Find each line containing the string "sensor". Copy it.

(Stored records)
________

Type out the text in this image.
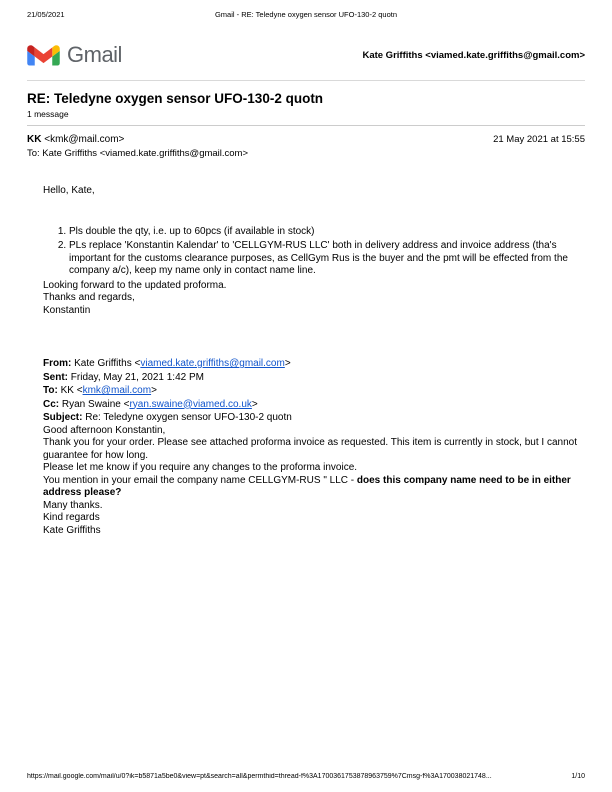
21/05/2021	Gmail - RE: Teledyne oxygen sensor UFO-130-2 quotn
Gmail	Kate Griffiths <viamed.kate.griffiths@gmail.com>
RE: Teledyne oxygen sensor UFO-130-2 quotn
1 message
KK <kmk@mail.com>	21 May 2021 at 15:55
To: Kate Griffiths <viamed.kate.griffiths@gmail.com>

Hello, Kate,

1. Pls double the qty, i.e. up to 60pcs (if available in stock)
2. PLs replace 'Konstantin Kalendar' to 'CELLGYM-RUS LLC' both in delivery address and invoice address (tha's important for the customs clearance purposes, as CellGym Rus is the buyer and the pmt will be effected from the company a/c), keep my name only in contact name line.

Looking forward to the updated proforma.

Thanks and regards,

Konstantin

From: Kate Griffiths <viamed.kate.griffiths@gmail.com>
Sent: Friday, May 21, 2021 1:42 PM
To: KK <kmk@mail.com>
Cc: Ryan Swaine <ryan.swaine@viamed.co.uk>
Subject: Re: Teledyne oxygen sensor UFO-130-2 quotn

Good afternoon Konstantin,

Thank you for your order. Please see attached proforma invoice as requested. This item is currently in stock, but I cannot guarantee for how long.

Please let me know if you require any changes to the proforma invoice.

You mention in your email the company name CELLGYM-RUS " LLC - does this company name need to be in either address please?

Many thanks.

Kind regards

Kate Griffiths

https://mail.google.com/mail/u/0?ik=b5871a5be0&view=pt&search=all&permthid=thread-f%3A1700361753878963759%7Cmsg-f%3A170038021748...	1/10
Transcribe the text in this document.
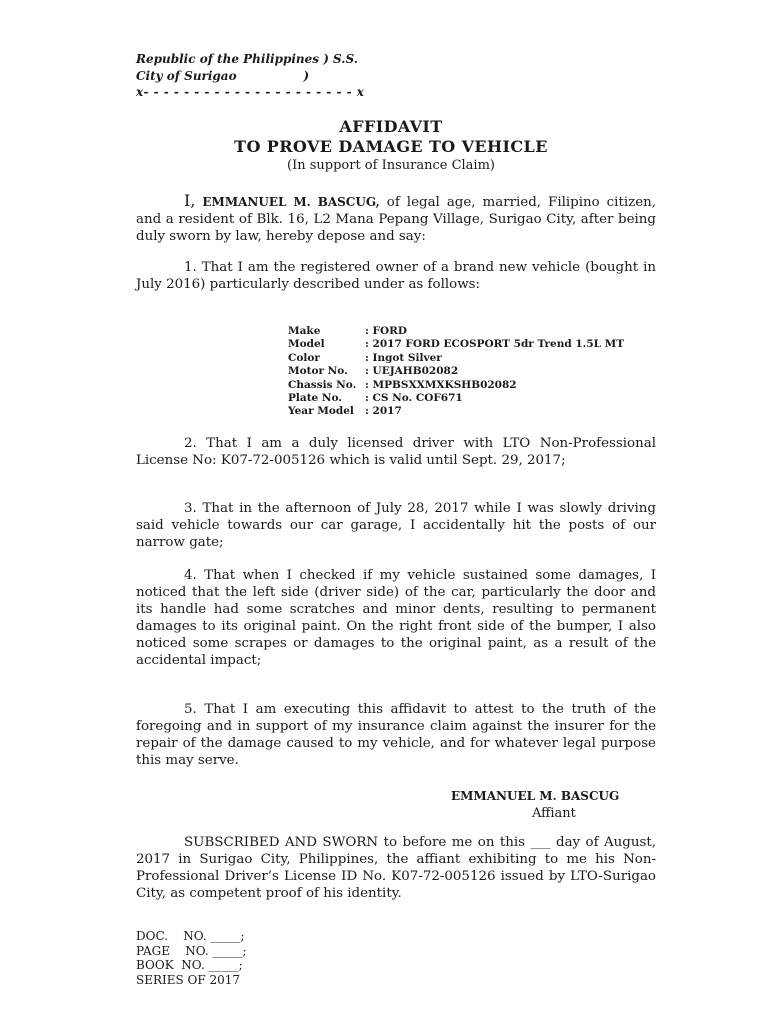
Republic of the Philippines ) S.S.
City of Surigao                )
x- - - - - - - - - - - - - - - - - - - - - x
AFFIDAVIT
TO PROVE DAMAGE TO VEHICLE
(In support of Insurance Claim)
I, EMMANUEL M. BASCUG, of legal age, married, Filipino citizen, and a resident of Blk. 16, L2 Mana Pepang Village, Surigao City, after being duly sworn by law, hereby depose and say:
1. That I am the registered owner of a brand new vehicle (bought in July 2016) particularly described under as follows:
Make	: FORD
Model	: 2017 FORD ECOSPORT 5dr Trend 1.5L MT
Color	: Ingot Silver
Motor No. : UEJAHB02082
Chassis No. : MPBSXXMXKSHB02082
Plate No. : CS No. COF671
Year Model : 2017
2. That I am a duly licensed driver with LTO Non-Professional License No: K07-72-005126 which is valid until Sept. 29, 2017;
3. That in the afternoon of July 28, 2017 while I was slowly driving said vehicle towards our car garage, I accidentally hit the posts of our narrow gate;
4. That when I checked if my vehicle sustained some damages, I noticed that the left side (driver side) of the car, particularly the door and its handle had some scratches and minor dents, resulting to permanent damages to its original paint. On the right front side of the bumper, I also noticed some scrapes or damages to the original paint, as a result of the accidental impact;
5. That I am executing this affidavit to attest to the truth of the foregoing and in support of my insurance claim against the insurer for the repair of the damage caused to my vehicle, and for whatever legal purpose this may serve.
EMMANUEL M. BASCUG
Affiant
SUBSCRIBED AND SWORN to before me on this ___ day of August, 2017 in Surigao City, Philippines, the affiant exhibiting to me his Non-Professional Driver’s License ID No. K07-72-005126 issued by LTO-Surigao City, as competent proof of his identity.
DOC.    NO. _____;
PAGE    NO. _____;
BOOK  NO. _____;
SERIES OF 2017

________

= SOLUTION FOR THIS PROBLEM =
21/05/2021	Gmail - RE: Teledyne oxygen sensor UFO-130-2 quotn
RE: Teledyne oxygen sensor UFO-130-2 quotn
Subject: Re: Teledyne oxygen sensor UFO-130-2 quotn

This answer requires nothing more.